__Work to be completed__
Give everything from the start of the records down to the line containing "647, 376, 660]" as a Markdown table with the columns Row and Line, numbering each line and leaving out blank lines.

__Items__
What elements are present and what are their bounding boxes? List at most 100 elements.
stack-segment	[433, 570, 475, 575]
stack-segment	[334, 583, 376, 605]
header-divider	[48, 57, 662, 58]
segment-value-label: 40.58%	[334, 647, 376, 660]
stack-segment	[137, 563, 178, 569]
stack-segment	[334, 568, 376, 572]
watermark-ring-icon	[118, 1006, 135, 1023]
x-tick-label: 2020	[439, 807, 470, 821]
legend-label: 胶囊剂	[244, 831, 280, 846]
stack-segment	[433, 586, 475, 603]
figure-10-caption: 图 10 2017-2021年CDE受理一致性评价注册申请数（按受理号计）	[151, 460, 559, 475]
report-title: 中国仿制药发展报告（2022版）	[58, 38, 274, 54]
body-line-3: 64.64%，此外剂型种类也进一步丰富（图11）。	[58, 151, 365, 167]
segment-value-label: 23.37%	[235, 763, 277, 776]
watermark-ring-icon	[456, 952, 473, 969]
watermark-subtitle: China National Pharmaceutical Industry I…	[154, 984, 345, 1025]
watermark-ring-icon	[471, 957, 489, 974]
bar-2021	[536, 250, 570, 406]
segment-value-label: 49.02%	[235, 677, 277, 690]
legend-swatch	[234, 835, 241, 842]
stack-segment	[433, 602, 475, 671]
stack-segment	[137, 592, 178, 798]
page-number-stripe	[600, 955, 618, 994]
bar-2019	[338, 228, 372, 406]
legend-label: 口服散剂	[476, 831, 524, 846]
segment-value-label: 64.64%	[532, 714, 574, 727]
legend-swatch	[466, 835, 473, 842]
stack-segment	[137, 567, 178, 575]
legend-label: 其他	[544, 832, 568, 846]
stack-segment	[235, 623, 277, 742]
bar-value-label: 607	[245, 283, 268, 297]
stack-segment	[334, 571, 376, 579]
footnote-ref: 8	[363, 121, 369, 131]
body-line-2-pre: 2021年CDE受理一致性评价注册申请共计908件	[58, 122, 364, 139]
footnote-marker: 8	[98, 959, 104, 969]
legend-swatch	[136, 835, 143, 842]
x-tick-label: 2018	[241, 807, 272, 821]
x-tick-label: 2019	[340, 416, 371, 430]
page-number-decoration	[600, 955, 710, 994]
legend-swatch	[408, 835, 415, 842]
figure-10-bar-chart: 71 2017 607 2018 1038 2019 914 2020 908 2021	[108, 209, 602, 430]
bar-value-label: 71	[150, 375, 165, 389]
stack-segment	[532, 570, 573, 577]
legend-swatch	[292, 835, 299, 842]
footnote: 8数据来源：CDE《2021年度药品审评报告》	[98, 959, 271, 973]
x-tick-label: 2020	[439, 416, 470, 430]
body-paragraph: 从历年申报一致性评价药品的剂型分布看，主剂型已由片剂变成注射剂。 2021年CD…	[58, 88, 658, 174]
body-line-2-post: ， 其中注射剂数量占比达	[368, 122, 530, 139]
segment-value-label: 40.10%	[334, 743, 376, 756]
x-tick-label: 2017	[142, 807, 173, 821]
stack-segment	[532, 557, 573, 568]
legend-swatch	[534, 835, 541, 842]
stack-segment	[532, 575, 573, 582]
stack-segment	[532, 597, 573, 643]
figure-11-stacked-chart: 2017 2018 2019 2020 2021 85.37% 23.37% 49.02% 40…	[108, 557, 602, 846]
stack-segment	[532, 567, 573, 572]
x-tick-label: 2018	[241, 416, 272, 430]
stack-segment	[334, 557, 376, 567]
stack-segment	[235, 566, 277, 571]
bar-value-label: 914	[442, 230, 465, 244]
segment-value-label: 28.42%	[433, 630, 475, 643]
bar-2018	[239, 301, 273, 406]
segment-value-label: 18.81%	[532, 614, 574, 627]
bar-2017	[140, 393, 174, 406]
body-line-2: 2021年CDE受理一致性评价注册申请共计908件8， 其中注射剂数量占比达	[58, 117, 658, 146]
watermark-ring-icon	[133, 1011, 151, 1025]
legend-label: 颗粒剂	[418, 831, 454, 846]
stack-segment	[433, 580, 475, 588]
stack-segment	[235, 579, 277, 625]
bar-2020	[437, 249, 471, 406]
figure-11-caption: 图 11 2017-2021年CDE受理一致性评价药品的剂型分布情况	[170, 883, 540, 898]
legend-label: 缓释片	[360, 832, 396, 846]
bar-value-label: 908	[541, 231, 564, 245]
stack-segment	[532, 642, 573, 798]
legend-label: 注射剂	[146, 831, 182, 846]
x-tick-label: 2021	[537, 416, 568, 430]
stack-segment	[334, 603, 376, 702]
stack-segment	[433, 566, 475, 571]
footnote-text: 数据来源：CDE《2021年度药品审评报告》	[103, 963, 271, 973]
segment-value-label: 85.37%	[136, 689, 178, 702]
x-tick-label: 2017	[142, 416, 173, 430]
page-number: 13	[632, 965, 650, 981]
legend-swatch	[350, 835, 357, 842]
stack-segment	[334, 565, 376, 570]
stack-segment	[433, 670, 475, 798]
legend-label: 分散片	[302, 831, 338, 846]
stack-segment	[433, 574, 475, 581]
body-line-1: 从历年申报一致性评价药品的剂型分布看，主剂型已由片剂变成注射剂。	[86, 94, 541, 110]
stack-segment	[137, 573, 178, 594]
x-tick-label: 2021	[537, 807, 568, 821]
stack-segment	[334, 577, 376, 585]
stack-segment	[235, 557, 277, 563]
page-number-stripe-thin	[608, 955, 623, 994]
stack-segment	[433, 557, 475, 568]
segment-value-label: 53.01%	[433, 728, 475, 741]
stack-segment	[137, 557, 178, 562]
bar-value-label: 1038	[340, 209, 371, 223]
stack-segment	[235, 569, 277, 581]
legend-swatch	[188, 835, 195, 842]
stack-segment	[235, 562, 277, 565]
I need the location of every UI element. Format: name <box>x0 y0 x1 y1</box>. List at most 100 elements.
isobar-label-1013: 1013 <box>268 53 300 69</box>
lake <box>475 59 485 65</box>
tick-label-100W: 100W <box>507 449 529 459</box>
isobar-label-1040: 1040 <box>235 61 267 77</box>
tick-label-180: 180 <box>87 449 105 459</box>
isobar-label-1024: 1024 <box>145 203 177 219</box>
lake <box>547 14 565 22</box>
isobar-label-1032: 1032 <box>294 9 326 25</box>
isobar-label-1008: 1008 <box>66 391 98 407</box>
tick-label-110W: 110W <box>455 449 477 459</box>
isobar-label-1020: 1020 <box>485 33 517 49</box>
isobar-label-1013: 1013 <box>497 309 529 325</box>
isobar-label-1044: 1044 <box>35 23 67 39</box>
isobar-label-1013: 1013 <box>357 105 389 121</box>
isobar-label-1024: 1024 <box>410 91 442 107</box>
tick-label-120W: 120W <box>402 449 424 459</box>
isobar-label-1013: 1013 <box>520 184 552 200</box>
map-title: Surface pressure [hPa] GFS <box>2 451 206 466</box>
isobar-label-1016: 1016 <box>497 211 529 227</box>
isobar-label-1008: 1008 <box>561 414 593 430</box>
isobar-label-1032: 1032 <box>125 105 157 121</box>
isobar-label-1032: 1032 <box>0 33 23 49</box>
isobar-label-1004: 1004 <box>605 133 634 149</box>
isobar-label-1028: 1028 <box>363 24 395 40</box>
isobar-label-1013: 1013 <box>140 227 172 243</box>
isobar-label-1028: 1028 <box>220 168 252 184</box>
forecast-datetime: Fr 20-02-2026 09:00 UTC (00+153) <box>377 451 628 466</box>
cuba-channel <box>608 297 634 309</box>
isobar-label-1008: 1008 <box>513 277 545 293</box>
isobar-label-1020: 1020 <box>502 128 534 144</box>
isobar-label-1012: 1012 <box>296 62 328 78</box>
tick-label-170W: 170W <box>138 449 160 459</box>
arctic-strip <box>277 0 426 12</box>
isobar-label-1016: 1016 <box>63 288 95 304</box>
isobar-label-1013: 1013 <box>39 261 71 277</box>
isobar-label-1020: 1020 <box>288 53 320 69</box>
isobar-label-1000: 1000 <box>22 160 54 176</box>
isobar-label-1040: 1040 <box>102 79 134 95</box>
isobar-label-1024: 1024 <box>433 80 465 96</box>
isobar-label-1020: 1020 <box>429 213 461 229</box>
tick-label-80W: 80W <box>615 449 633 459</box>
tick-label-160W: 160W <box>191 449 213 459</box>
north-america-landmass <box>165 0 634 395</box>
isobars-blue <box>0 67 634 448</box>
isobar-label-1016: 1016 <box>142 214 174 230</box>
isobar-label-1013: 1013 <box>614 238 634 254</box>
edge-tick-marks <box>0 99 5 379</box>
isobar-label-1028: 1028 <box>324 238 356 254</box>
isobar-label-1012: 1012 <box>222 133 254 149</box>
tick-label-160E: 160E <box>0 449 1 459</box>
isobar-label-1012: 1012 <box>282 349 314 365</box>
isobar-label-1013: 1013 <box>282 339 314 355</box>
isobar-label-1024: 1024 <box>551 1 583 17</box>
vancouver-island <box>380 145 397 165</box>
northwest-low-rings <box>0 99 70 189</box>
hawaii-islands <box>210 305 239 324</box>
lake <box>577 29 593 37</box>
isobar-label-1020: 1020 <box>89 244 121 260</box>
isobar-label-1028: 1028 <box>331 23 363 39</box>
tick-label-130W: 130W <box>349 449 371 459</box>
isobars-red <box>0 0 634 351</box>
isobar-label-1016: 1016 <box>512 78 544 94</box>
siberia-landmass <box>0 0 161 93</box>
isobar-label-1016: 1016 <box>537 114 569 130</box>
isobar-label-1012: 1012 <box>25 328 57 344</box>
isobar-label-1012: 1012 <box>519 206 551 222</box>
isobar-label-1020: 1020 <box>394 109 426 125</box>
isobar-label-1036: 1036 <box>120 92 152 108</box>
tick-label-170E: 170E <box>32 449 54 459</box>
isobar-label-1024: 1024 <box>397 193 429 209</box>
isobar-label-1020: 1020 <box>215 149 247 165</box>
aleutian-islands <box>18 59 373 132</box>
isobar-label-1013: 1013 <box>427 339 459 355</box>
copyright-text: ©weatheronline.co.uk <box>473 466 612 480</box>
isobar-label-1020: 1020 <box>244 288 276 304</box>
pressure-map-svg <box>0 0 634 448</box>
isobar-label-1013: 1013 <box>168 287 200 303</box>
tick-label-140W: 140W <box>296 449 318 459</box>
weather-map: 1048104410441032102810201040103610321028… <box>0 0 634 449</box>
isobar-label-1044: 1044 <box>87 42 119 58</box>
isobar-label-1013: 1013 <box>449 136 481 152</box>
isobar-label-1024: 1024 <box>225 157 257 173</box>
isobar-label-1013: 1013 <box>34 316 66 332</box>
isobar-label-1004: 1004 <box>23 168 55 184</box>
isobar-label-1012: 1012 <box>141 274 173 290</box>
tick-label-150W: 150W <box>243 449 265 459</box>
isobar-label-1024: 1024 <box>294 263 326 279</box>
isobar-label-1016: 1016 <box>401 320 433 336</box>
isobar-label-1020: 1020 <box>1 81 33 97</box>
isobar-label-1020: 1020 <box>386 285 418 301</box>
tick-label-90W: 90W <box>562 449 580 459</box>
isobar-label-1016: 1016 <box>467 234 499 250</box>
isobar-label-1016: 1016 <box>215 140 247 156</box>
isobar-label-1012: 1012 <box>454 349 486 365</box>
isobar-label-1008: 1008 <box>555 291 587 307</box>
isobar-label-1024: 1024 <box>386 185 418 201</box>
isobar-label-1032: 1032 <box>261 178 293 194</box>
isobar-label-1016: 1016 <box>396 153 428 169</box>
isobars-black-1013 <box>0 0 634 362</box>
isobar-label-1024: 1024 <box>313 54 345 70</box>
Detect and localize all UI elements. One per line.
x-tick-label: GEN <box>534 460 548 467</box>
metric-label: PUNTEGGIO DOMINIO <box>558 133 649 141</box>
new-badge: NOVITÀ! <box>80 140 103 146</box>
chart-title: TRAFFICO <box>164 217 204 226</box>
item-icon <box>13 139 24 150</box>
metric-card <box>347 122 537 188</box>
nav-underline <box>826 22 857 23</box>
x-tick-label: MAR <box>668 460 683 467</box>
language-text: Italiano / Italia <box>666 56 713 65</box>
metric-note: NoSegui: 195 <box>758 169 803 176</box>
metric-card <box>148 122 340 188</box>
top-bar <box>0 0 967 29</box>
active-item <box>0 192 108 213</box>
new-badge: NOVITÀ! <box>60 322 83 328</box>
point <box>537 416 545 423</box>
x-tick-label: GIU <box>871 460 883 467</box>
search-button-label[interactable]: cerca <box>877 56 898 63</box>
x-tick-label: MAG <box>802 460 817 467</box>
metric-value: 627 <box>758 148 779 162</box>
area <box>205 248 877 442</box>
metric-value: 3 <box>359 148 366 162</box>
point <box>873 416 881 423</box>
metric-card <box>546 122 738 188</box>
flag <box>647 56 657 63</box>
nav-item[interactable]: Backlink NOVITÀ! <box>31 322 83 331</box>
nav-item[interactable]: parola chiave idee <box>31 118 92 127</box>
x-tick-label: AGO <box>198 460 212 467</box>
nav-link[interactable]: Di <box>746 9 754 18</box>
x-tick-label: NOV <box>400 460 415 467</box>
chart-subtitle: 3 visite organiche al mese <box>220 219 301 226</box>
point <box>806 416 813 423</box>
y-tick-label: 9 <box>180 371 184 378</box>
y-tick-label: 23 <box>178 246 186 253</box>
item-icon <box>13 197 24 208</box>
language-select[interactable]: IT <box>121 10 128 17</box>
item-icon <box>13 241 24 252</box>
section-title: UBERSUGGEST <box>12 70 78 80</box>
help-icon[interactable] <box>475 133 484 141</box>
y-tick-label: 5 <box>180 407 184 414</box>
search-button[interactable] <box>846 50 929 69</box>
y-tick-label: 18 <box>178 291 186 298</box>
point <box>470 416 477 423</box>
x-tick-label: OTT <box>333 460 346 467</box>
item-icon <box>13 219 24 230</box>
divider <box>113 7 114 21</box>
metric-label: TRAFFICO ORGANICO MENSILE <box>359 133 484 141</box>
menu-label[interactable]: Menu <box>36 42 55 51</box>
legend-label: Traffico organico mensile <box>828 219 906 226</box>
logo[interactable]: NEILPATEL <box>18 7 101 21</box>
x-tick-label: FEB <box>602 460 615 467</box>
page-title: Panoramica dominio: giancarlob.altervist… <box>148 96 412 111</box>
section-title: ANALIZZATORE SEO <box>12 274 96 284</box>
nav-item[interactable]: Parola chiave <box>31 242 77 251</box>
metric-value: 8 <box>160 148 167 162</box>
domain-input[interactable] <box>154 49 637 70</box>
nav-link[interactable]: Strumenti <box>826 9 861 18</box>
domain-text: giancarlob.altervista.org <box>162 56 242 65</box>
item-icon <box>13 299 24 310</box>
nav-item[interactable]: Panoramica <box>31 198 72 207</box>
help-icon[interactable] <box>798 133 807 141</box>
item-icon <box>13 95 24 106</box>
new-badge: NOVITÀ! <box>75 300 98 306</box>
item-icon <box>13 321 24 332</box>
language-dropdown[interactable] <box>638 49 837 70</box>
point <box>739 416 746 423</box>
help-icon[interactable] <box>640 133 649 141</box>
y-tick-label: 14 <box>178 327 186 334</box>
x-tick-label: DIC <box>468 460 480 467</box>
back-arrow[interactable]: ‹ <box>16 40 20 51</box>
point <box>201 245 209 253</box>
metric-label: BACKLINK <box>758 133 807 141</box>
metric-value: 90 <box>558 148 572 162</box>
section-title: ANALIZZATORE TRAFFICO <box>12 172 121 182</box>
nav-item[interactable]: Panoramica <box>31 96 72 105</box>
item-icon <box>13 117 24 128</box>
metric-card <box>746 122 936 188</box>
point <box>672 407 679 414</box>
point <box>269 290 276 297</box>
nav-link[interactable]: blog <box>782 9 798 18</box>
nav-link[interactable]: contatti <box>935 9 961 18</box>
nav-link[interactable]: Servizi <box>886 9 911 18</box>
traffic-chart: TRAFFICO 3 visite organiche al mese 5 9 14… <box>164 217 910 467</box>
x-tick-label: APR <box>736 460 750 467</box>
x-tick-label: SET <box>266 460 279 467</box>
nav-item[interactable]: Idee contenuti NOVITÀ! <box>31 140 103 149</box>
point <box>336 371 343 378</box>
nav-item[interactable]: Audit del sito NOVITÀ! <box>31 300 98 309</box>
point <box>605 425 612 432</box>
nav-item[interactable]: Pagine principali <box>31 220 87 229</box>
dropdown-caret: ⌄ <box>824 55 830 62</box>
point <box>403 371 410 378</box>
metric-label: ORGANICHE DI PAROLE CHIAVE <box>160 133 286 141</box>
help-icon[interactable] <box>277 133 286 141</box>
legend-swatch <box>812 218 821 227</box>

__Result for this task__
| Row | Line |
|---|---|
| 1 | What elements are present and what are their bounding boxes? List at most 100 elements. |
| 2 | stack-segment	[433, 570, 475, 575] |
| 3 | stack-segment	[334, 583, 376, 605] |
| 4 | header-divider	[48, 57, 662, 58] |
| 5 | segment-value-label: 40.58%	[334, 647, 376, 660] |